[Chart and figure data]
>>>>>

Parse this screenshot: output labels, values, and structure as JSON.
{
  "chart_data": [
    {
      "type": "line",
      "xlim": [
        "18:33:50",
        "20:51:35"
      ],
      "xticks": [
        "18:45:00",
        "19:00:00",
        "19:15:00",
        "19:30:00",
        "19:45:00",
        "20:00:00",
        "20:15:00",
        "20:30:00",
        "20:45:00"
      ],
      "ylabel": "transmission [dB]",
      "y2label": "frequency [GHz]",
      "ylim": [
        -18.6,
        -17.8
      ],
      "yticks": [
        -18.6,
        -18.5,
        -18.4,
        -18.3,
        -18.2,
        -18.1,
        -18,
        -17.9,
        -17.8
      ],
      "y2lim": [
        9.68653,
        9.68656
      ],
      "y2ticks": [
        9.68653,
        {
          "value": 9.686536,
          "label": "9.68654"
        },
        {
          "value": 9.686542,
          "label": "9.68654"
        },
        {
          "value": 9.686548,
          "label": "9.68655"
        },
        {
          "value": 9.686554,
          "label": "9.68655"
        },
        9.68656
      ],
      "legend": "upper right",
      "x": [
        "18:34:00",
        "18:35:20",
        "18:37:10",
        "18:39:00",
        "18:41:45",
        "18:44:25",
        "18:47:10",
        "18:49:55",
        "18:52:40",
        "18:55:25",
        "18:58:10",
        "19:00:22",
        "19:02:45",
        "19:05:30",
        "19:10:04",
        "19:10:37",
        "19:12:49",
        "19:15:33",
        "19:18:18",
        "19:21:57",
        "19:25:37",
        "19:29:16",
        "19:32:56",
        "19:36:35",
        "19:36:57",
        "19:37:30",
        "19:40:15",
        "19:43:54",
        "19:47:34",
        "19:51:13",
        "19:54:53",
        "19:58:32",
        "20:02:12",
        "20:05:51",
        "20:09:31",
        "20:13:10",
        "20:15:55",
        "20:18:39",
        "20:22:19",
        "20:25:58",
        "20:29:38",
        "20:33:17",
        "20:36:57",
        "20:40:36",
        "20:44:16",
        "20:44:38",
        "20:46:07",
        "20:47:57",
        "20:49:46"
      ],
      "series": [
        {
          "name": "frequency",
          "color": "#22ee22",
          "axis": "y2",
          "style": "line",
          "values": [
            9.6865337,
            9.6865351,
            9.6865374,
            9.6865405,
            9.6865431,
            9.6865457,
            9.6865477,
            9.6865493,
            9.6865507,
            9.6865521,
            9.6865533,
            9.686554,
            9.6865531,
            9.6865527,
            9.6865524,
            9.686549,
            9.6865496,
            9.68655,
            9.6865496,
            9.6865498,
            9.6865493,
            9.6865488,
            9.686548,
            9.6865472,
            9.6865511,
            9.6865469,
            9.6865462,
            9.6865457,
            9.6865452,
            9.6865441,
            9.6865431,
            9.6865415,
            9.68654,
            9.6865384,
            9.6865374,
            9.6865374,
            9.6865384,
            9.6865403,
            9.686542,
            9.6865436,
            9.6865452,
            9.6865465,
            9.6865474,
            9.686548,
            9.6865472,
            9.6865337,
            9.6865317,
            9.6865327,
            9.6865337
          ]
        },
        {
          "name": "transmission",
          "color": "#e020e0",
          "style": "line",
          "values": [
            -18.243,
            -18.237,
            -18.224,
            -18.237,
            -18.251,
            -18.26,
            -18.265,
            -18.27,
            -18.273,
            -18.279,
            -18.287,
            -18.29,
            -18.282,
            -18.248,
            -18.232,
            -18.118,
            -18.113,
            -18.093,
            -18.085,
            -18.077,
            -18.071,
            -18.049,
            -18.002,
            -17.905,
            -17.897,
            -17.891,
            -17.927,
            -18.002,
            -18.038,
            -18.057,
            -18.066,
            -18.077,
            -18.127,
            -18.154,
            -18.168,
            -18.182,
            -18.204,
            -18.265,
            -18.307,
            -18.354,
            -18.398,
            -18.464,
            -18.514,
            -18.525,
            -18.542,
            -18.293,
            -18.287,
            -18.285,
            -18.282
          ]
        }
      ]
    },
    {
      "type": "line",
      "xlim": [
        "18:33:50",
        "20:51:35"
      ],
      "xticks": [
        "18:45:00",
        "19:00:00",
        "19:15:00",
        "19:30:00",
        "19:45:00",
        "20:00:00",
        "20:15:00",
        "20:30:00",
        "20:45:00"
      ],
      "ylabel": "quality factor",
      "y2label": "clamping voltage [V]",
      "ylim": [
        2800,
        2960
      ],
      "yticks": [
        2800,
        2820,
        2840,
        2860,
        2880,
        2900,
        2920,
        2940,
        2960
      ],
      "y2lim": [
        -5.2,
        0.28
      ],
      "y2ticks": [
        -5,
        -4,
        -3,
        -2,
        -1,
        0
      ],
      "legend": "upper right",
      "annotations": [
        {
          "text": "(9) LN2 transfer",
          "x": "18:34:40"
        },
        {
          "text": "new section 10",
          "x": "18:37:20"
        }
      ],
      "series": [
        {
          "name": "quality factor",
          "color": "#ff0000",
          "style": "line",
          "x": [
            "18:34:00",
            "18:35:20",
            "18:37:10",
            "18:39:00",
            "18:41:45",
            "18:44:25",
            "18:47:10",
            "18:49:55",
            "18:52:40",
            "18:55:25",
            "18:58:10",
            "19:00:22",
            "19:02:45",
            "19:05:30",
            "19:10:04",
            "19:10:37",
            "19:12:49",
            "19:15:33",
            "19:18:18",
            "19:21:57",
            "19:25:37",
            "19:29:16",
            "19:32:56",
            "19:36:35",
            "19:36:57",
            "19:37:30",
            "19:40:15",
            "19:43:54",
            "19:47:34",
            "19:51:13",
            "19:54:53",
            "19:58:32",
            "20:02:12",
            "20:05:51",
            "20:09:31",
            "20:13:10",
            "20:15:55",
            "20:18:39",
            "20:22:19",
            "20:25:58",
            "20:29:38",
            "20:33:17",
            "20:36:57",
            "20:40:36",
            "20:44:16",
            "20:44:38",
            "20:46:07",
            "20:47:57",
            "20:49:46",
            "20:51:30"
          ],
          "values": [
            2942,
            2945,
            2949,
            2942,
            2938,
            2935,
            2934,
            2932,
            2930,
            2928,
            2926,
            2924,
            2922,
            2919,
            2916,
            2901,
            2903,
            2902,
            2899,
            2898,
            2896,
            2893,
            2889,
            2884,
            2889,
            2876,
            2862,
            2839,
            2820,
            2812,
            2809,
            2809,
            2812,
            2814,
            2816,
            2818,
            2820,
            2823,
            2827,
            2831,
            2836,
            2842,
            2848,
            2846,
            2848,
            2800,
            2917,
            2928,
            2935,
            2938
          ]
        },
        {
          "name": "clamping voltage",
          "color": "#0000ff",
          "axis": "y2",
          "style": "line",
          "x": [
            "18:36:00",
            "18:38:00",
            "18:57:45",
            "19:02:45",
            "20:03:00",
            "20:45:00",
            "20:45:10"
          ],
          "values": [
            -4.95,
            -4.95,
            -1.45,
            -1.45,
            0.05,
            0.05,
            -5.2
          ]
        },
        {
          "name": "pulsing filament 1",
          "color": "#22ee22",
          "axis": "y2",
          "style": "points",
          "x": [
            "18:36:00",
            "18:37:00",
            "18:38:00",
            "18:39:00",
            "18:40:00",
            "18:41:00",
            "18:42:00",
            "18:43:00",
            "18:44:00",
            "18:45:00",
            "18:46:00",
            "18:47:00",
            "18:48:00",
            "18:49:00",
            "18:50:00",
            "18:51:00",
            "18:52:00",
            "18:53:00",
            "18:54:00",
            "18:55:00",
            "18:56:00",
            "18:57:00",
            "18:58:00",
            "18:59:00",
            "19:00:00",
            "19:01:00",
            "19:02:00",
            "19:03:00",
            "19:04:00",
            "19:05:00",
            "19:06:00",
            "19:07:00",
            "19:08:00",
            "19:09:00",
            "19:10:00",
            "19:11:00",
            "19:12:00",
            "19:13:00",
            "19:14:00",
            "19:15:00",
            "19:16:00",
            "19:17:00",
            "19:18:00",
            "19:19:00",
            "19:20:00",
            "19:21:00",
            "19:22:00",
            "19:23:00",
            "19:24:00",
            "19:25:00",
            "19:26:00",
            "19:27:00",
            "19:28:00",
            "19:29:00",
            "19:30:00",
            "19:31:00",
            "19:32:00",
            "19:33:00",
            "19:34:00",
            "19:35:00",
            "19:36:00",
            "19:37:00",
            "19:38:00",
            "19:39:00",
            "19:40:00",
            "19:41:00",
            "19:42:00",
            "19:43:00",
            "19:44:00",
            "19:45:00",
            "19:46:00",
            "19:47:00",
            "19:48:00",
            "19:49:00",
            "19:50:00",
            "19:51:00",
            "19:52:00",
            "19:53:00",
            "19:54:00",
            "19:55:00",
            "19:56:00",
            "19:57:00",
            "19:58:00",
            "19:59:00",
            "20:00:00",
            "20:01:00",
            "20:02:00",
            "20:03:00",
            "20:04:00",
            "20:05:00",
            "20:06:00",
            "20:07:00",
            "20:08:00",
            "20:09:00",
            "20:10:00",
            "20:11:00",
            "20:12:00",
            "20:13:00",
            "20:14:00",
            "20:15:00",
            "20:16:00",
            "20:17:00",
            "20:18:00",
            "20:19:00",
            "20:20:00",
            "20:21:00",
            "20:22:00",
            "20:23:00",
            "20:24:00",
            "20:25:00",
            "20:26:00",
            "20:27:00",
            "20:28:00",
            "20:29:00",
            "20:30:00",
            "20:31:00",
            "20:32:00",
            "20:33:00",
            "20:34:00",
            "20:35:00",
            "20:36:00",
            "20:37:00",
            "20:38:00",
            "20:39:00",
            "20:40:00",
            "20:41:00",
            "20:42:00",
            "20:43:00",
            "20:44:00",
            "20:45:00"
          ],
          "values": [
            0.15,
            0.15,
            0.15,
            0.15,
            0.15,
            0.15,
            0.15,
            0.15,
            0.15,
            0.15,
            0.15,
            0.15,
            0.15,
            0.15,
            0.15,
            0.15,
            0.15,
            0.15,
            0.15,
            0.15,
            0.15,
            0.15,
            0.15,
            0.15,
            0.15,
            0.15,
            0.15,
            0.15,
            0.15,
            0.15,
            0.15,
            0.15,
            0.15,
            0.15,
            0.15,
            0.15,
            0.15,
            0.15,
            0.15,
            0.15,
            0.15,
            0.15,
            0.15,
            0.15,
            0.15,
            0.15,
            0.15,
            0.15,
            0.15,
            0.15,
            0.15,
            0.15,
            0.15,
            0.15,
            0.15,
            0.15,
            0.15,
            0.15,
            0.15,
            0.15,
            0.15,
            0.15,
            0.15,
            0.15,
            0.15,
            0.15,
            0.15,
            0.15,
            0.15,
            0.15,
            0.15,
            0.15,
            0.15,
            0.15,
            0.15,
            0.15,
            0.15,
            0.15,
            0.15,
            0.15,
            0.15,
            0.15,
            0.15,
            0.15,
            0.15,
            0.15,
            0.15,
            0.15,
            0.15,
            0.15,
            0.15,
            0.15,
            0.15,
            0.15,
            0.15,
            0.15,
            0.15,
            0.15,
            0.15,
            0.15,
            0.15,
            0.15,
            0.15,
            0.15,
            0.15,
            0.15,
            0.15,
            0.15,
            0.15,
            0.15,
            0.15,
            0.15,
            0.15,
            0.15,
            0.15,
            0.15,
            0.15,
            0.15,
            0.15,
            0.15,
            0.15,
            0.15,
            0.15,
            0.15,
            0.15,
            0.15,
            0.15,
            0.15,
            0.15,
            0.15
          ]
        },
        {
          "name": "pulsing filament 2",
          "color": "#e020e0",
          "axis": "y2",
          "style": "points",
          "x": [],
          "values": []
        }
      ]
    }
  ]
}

<<<<<

▸ Work instructions
Scan the data above; copy every line where "factor" appears.

▸ Task response
      "ylabel": "quality factor",
          "name": "quality factor",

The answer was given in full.